#### Aim:
Lines holding the string "xlabel" are the ones to copy from this listing.

#### Data shown:
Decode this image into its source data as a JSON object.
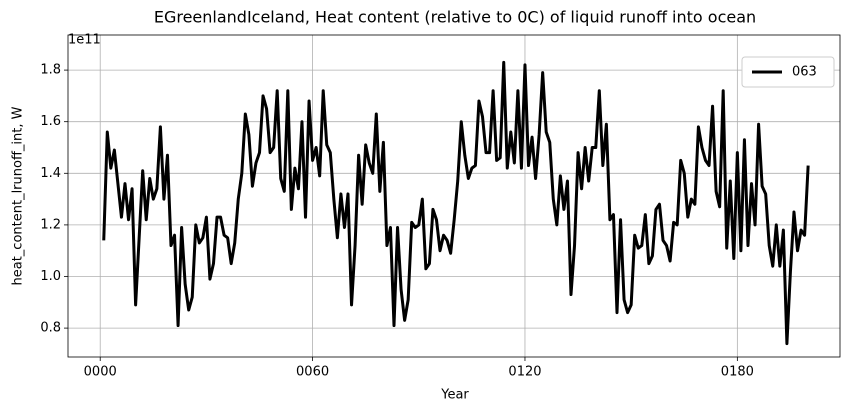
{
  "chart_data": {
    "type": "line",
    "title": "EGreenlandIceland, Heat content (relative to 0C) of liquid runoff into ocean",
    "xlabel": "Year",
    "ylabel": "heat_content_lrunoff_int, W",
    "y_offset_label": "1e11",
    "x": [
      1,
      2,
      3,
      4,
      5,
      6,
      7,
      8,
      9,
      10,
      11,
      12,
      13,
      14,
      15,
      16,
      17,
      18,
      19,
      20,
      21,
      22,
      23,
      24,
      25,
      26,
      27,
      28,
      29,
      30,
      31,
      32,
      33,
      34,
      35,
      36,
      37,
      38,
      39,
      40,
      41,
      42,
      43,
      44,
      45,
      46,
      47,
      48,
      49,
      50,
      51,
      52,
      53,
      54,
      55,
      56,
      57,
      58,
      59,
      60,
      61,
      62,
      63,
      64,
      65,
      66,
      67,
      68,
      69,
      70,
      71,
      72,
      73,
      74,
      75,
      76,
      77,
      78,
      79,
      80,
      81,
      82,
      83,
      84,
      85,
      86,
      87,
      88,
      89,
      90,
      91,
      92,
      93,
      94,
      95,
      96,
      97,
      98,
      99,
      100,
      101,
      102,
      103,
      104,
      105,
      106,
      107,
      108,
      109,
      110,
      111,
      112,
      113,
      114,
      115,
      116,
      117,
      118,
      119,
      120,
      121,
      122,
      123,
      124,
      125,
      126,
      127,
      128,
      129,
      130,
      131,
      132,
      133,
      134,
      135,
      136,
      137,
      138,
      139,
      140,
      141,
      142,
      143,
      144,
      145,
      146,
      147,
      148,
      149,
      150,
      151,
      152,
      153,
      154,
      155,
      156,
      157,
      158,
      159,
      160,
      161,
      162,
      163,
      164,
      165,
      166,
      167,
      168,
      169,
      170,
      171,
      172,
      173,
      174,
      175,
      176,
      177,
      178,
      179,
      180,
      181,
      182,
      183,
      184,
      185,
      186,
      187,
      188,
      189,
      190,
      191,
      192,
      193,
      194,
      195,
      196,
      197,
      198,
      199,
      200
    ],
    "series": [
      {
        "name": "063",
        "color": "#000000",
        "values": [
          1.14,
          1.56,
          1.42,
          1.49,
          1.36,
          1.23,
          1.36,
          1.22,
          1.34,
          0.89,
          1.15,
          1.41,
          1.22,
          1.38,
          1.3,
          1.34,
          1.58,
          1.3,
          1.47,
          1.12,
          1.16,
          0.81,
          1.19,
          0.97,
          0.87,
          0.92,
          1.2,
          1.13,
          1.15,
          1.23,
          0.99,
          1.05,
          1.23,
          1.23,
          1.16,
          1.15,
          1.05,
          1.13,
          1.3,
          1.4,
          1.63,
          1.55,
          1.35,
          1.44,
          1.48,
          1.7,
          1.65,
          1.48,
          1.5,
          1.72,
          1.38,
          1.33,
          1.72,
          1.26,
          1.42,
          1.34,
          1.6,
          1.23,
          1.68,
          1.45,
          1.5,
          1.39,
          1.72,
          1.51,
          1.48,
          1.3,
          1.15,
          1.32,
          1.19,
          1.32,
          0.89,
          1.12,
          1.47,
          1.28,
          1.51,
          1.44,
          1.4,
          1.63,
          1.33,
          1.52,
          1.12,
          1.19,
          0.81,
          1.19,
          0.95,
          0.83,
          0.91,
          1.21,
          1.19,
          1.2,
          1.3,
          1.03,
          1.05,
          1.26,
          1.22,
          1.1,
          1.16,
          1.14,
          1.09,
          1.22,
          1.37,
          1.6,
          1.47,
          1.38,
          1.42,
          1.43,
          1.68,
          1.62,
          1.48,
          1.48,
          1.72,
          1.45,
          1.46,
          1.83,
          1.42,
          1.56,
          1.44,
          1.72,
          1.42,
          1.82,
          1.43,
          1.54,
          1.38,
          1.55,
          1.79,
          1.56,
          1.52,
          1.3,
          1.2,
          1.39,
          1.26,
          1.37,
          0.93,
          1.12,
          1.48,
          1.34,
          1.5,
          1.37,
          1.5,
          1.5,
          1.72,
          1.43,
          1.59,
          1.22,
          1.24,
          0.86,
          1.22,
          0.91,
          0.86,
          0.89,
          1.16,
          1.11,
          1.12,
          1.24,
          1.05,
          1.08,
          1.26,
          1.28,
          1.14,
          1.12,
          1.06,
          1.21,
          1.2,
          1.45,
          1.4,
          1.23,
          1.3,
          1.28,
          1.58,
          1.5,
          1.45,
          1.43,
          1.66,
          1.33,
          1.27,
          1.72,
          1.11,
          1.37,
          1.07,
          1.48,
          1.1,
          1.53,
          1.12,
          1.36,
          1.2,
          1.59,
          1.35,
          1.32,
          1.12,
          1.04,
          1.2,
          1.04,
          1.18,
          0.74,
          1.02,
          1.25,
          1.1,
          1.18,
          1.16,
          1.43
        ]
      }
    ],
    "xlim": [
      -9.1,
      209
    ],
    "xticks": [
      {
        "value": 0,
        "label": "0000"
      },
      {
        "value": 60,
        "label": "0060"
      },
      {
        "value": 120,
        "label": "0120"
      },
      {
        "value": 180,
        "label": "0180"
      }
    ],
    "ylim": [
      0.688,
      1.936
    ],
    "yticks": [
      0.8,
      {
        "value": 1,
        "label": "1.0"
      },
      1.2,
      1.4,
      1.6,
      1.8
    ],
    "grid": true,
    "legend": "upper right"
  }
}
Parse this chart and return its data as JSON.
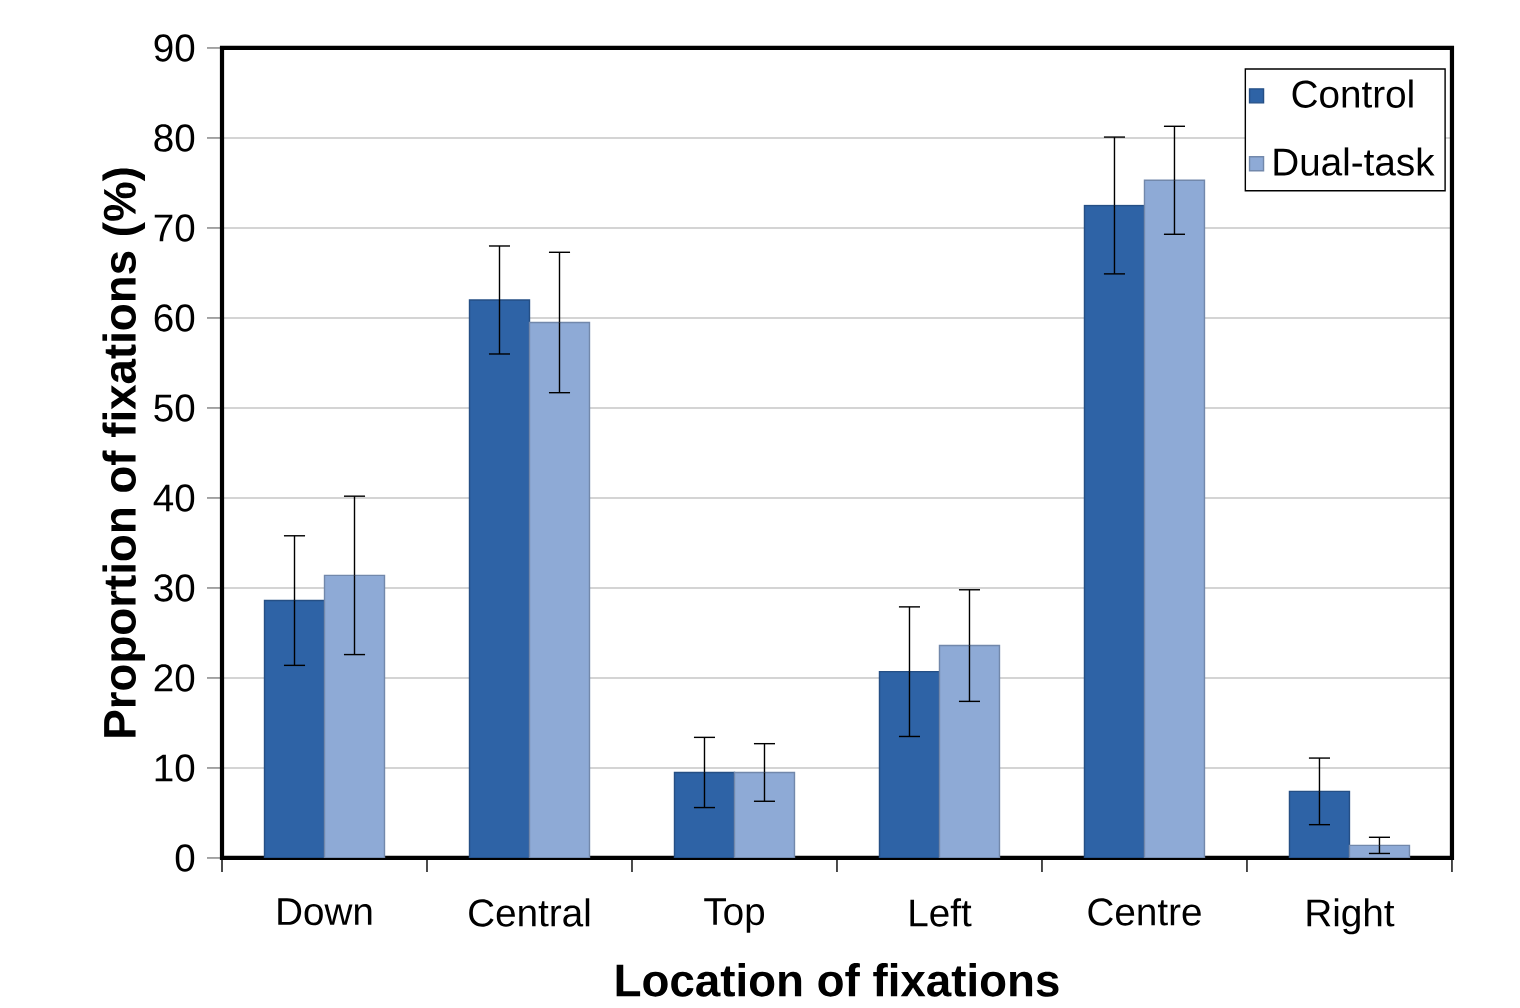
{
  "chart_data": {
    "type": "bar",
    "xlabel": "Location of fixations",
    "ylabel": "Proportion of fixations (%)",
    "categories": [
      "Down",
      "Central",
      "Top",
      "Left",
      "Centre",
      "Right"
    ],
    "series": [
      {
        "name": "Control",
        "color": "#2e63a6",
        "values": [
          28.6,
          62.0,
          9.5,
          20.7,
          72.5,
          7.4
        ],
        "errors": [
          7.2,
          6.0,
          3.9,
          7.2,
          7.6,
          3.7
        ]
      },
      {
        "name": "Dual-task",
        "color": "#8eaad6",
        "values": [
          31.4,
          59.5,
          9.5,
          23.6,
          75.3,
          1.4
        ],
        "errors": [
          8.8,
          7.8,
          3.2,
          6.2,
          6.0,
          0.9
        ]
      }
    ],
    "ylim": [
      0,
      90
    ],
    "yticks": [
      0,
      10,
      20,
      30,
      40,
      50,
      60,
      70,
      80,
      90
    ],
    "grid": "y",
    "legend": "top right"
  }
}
---
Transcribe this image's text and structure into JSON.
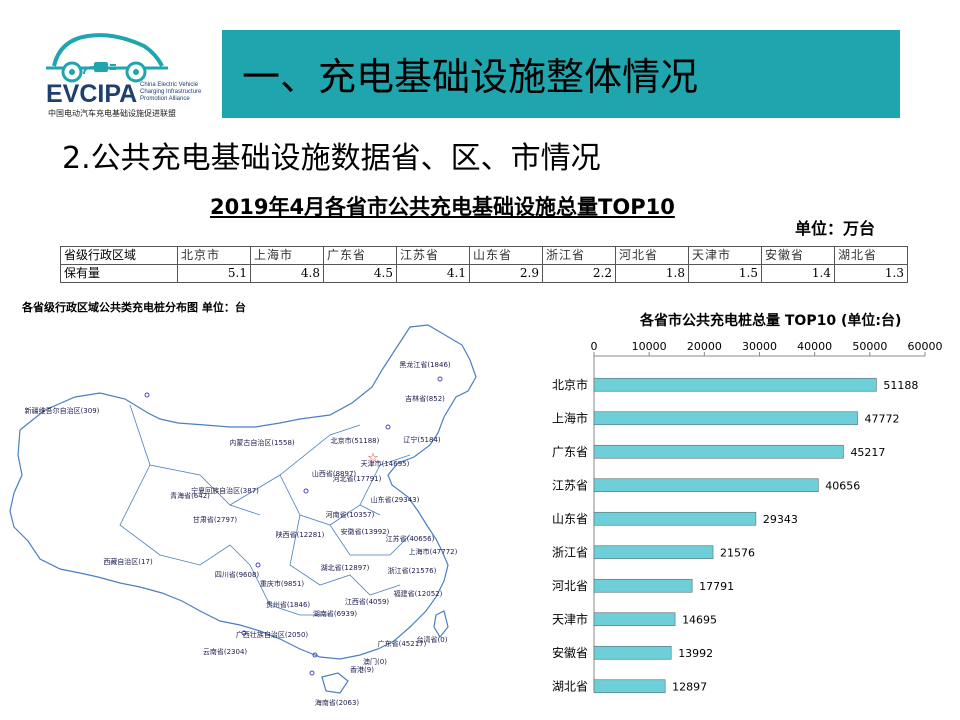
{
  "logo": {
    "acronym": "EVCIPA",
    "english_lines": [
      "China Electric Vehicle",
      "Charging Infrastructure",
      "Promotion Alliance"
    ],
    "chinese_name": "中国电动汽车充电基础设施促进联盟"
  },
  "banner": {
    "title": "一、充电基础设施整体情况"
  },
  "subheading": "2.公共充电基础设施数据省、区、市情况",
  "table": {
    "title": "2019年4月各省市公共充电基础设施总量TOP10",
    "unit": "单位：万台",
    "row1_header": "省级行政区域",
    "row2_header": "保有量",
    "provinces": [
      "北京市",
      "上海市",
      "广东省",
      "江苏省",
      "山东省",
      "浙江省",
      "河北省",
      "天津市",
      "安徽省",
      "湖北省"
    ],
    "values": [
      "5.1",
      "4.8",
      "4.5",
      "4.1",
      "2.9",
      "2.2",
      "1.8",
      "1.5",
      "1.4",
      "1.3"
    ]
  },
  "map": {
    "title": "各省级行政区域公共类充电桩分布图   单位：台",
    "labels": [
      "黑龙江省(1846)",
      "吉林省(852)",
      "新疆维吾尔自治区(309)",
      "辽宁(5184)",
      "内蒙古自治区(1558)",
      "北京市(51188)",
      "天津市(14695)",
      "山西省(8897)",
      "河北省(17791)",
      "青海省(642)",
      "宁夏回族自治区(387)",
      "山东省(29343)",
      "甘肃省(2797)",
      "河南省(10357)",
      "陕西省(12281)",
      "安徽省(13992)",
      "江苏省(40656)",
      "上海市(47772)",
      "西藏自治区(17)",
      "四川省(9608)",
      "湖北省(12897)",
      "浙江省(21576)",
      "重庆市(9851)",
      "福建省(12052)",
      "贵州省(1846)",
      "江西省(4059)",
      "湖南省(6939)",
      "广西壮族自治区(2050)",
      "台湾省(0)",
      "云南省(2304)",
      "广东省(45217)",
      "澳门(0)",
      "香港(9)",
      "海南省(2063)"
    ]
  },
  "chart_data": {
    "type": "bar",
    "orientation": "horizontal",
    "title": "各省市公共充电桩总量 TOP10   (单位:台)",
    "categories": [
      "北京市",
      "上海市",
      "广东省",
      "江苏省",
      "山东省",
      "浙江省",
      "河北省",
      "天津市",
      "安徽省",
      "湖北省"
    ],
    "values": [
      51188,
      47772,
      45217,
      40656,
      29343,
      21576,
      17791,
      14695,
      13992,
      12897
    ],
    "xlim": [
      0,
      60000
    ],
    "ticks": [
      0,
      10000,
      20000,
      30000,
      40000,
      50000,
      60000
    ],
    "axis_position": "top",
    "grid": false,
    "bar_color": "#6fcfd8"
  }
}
--
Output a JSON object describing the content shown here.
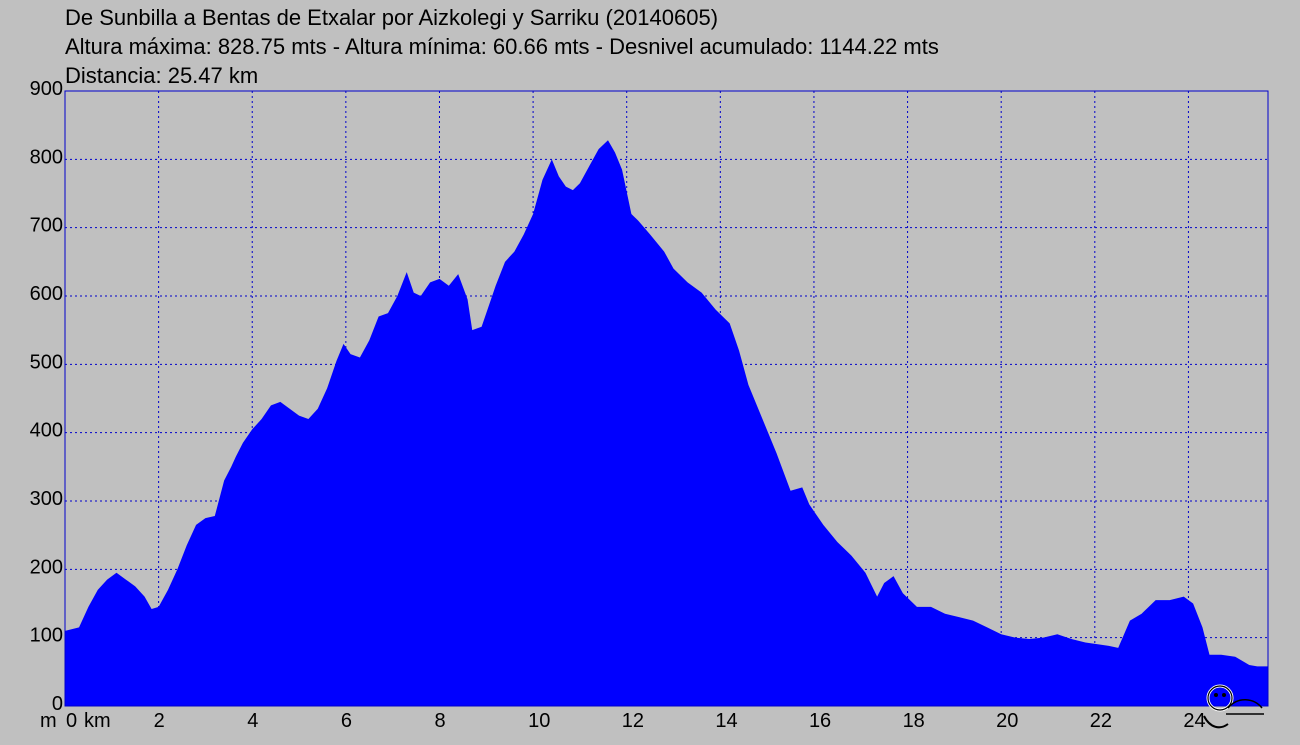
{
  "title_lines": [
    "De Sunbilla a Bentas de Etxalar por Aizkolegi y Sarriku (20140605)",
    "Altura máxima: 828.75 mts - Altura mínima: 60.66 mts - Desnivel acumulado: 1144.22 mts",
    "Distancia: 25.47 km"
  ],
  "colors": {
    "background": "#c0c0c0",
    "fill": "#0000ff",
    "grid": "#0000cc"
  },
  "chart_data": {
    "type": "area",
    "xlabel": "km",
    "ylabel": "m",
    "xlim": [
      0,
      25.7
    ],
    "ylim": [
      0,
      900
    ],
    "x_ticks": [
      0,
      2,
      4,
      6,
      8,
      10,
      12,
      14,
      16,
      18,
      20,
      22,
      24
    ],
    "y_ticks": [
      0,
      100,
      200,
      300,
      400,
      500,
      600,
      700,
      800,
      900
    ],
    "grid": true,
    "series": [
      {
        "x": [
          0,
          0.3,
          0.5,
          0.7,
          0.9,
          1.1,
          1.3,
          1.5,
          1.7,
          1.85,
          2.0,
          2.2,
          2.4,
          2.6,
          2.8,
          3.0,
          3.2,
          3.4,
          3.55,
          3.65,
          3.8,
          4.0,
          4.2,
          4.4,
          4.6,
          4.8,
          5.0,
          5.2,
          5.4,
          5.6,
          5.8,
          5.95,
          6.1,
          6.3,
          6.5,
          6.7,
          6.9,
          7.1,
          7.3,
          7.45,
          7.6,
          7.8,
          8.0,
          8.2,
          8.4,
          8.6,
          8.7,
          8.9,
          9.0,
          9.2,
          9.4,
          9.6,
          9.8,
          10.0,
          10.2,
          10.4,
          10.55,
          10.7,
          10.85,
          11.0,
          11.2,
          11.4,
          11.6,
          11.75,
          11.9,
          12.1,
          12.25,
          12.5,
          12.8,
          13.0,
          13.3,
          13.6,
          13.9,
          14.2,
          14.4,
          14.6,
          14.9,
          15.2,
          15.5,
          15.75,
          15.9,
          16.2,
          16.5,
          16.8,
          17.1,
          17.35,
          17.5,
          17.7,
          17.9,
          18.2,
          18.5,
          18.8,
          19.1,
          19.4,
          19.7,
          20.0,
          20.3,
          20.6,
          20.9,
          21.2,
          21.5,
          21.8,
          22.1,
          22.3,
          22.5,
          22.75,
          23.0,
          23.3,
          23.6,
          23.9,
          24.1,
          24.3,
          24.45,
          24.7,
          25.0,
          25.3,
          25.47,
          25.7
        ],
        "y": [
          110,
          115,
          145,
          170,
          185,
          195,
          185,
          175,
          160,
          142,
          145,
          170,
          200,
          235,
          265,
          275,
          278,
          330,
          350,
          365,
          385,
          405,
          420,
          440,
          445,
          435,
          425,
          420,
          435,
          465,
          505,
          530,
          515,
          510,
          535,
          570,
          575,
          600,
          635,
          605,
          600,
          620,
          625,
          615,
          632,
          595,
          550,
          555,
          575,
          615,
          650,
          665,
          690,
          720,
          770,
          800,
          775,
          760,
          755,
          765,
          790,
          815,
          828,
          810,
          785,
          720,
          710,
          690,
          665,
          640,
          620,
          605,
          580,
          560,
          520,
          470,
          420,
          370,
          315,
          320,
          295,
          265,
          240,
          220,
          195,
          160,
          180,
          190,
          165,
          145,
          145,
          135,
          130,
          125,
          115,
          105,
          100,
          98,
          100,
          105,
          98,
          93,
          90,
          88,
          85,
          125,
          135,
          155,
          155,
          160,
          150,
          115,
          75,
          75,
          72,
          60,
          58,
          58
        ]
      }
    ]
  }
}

#### Answer to the problem:
    "xlabel": "Year",
    "xlabel": "Location of fixations",
    "xlabel": "km",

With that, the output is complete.